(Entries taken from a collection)
--------------------------------

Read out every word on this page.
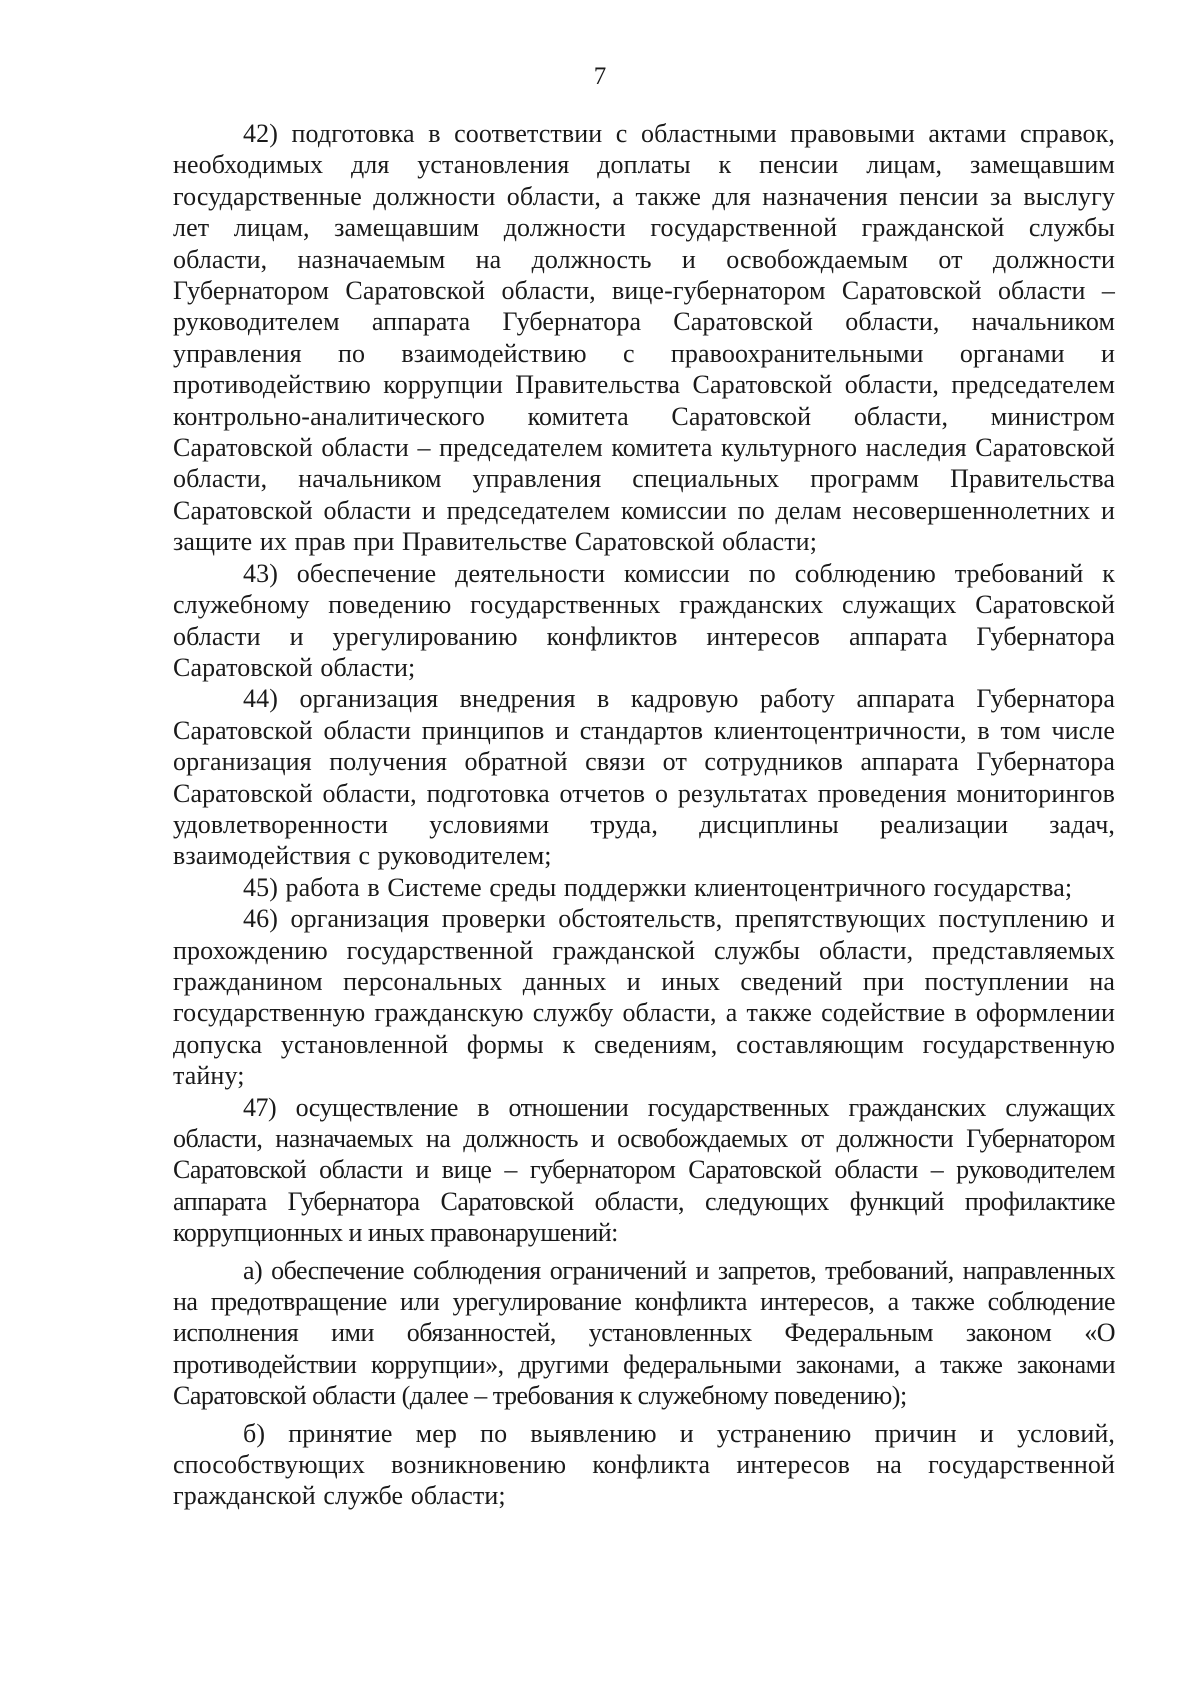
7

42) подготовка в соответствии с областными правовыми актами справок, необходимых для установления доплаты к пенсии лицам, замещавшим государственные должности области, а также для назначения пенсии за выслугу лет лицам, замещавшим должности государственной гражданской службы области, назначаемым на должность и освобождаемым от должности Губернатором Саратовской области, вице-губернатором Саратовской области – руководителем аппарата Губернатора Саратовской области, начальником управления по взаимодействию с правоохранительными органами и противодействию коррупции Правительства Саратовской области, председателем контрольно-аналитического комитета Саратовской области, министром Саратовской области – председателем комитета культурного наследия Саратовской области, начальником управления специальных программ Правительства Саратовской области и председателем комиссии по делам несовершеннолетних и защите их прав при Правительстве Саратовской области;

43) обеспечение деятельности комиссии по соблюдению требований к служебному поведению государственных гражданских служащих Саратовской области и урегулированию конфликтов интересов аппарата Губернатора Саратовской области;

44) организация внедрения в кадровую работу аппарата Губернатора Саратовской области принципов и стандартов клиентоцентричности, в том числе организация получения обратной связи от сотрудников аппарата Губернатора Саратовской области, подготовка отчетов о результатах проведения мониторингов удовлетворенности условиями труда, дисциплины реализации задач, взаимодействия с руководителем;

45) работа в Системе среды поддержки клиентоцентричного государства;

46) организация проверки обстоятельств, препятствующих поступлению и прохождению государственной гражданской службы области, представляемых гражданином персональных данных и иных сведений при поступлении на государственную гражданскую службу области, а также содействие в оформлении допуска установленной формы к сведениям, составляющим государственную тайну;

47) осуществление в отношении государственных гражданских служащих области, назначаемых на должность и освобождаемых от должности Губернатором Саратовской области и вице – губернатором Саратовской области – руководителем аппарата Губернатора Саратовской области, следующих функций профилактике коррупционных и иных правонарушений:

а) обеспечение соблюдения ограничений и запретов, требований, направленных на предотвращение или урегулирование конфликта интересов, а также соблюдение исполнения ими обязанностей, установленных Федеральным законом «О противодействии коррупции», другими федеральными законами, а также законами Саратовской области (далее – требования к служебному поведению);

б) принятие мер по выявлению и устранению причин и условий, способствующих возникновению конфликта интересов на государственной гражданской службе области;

--------------------------------

Find the lines of the material that hold the word "гражданских" and report their count alone.

2